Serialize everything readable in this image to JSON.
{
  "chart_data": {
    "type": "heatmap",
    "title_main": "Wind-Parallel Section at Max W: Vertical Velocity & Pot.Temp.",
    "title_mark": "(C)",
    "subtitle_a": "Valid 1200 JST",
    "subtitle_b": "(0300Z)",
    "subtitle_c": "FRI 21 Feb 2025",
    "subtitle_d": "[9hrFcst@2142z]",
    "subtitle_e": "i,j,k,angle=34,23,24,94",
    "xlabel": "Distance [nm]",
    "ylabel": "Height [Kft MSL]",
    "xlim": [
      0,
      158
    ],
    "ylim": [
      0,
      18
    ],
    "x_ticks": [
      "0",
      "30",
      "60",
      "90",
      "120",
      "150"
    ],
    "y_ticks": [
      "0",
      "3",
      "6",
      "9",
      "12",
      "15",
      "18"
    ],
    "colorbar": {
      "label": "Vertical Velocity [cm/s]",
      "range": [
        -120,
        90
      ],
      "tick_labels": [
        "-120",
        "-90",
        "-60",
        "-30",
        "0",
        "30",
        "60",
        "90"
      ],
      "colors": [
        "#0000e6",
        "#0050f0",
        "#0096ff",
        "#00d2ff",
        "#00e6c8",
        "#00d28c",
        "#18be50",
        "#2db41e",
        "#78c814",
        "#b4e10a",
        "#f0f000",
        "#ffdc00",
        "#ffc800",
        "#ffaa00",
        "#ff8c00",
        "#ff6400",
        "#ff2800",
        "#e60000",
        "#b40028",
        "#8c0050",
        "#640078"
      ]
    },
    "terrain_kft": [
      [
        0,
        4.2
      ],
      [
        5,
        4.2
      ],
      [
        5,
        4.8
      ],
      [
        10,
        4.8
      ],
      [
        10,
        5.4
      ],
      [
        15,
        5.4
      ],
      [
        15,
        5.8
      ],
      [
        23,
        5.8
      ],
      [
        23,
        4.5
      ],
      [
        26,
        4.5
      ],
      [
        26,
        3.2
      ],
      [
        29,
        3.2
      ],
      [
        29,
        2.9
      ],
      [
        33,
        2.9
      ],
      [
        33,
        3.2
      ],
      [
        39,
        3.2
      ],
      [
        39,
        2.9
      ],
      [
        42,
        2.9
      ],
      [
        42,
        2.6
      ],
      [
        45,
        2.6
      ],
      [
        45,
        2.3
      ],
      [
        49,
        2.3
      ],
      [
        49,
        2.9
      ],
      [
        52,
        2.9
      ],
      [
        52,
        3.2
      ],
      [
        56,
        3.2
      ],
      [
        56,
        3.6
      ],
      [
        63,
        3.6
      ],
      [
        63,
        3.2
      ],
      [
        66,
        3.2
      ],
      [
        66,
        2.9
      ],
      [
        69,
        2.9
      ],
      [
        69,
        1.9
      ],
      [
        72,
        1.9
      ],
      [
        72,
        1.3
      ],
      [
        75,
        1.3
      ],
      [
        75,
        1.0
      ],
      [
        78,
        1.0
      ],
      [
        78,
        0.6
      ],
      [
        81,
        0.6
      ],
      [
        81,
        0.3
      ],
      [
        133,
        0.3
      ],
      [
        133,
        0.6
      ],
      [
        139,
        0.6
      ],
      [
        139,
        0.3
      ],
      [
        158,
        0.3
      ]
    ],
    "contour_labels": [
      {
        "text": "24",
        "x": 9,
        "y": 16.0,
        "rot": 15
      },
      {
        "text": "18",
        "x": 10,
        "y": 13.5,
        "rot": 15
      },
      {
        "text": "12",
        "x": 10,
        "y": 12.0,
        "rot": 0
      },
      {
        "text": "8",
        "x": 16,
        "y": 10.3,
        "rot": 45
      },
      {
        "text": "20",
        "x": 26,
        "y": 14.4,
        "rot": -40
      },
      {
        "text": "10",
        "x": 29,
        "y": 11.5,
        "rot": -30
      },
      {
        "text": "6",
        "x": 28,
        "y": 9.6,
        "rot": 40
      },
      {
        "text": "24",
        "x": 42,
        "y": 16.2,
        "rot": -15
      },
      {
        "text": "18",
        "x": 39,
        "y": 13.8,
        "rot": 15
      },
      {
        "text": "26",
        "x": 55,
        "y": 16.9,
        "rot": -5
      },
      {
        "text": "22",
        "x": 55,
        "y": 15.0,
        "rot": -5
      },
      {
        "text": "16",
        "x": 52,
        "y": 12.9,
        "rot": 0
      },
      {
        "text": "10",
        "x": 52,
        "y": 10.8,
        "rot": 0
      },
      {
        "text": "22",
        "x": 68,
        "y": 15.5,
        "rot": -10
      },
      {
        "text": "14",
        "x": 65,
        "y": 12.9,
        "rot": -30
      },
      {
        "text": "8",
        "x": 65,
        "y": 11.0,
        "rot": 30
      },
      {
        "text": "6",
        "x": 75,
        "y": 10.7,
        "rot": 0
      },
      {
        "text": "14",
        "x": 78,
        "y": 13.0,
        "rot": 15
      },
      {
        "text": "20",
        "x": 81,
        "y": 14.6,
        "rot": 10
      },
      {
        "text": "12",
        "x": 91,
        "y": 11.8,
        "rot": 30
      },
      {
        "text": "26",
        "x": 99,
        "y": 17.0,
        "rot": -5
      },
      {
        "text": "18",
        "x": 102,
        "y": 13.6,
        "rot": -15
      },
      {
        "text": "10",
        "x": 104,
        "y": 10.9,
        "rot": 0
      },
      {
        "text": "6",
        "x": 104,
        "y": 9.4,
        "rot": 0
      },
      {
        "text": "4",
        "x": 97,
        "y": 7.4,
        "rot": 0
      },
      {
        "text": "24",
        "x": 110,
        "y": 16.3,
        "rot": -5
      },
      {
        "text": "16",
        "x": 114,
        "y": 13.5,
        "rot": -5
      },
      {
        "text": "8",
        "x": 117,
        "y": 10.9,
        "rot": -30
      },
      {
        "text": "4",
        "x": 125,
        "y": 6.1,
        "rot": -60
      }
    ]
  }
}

※ ※ ※

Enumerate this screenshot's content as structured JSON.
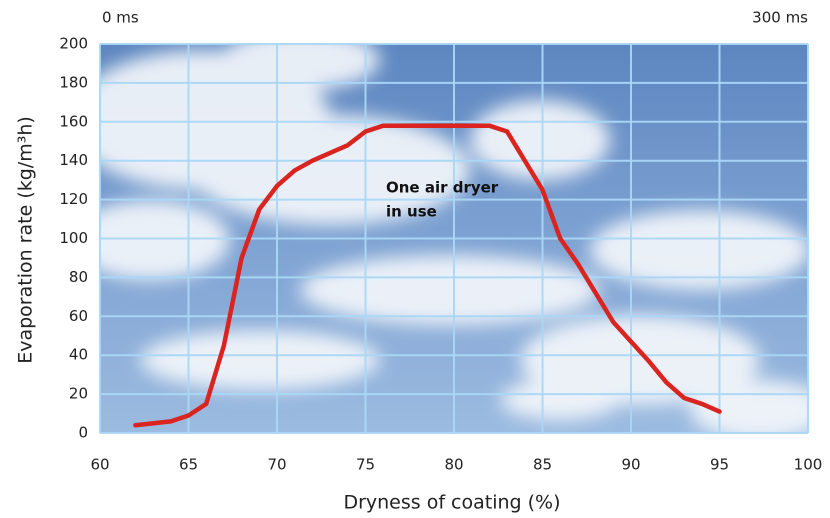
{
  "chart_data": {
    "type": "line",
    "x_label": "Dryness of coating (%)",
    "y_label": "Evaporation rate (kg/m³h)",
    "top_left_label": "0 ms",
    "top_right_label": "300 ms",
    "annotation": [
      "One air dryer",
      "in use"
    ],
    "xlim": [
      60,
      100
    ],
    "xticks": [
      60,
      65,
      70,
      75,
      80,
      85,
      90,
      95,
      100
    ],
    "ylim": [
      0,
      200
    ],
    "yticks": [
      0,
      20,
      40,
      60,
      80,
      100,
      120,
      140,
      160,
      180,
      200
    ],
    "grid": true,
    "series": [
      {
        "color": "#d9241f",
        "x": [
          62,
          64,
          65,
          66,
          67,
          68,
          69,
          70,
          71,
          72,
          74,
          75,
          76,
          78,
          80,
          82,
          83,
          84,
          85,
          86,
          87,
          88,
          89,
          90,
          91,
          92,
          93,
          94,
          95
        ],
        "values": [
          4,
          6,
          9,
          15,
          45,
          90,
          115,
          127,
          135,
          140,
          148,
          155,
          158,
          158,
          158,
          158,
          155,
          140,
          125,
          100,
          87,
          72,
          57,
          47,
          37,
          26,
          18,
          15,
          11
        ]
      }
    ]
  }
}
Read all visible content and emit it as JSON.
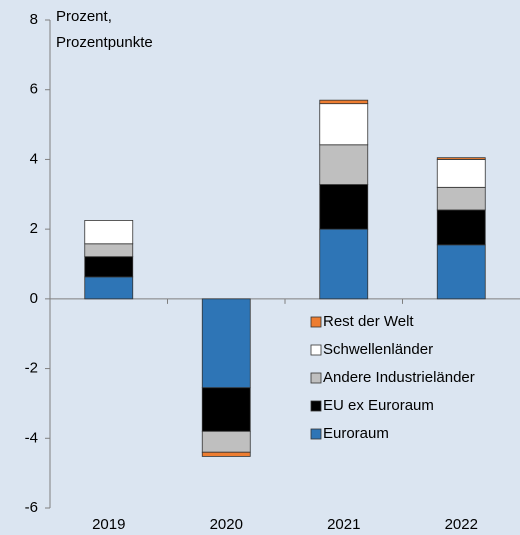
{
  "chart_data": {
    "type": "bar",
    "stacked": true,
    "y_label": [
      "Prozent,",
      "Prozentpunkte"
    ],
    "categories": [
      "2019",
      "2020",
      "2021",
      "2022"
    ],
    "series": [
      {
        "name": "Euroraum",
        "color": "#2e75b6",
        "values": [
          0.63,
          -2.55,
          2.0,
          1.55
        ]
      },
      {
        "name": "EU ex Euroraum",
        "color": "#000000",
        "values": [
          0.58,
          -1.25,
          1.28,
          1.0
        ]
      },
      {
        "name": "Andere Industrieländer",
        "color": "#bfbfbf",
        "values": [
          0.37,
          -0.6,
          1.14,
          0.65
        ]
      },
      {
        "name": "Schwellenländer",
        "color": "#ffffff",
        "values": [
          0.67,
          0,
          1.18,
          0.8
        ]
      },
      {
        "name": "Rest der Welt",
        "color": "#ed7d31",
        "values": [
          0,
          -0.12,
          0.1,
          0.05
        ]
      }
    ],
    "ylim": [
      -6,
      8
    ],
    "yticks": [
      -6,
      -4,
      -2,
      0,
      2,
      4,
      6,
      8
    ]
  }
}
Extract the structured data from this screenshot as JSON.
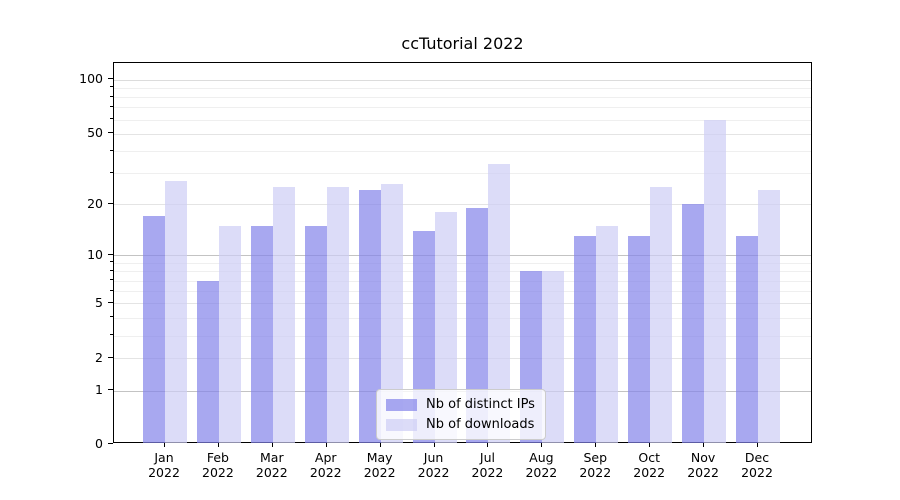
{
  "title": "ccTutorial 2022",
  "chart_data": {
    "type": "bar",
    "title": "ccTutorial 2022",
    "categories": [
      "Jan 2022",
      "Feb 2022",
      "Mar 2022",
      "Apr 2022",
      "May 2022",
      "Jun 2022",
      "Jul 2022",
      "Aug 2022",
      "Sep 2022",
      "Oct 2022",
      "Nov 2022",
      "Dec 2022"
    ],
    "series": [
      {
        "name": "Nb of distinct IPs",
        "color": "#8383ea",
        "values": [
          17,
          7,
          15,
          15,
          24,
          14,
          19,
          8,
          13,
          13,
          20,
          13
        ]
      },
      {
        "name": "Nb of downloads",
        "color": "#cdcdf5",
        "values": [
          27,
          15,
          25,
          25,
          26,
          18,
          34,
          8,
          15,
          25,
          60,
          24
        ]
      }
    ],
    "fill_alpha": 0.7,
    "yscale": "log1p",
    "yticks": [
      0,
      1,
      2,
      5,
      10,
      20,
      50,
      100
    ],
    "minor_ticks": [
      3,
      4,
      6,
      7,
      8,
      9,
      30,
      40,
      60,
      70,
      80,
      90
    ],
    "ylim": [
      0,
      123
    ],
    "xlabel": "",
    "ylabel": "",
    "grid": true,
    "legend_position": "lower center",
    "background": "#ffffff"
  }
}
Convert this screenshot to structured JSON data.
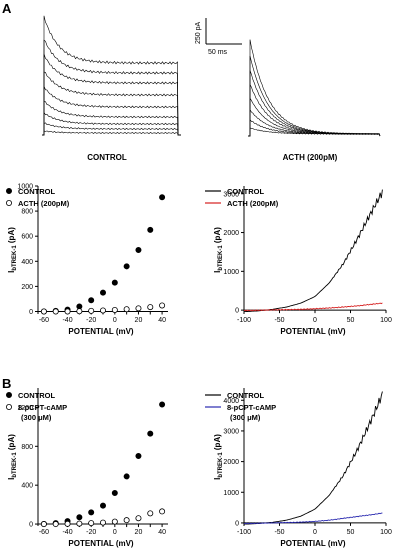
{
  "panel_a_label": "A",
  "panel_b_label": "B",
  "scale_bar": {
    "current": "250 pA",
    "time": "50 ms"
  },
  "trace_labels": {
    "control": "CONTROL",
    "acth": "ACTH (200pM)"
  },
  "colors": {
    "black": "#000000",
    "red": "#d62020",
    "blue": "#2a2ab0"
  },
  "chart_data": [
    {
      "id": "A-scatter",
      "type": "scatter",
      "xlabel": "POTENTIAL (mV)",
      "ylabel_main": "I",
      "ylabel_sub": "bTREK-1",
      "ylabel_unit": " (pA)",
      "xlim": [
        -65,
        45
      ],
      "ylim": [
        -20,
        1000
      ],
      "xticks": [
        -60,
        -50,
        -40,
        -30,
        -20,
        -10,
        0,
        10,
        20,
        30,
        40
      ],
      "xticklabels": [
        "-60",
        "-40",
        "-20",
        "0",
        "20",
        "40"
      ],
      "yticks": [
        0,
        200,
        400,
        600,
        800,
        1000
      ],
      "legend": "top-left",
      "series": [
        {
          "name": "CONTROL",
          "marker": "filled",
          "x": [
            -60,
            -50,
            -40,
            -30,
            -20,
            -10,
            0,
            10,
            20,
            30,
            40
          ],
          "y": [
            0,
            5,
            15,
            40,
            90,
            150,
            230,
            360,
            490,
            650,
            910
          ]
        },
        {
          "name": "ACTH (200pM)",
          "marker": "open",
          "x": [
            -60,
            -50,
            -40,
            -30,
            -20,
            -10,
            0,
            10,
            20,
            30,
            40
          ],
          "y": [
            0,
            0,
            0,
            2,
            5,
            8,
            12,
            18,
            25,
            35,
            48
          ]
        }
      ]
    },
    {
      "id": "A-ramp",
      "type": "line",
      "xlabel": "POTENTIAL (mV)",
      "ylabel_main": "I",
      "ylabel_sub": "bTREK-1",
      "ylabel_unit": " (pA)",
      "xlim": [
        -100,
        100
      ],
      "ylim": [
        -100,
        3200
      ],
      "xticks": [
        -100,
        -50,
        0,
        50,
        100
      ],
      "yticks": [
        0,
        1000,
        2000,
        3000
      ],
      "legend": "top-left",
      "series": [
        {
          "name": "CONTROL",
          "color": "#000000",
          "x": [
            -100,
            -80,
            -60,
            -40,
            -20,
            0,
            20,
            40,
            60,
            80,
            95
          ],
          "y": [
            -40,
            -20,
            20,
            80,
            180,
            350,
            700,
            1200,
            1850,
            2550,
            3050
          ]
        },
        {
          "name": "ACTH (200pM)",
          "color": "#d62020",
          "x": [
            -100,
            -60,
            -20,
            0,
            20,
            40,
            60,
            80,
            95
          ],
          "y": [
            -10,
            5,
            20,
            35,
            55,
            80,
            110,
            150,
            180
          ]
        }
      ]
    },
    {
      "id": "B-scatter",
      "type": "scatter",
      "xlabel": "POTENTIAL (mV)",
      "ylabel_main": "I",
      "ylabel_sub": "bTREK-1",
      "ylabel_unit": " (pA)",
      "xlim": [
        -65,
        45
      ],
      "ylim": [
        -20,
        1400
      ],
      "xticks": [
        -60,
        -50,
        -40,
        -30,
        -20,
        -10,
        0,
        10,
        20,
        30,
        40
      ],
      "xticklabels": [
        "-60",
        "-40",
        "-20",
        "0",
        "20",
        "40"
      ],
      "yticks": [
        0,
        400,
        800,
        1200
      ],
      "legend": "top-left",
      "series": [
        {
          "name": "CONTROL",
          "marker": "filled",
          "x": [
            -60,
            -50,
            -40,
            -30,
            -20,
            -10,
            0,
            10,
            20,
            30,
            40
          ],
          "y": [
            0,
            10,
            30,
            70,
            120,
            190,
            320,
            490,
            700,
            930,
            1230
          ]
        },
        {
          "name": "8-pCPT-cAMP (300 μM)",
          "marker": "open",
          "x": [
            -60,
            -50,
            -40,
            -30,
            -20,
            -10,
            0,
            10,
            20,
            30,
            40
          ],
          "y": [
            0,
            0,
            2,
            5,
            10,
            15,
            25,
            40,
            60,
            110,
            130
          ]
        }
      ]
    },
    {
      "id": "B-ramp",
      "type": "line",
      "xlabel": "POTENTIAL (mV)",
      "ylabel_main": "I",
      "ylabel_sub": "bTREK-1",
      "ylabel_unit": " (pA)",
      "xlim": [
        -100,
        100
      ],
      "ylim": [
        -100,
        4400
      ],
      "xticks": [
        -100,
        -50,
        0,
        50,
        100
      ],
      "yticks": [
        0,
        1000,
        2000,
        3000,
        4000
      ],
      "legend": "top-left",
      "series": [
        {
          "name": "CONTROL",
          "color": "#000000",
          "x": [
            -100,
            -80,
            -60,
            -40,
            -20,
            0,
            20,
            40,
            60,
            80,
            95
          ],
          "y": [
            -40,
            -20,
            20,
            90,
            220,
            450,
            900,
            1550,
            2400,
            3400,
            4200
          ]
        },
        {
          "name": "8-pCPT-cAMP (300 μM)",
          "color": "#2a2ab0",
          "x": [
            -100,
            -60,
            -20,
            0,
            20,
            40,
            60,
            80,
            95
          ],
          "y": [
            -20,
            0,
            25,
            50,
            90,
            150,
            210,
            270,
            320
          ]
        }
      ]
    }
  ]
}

※ ※ ※

WHAT IS ASKED: For the listing above, identify each line bearing "this".

ANSWER BELOW:
Serialize everything readable in this image to JSON.
Enumerate this screenshot's content as structured JSON.
Extract the structured data from this screenshot as JSON.
Convert this screenshot to structured JSON data.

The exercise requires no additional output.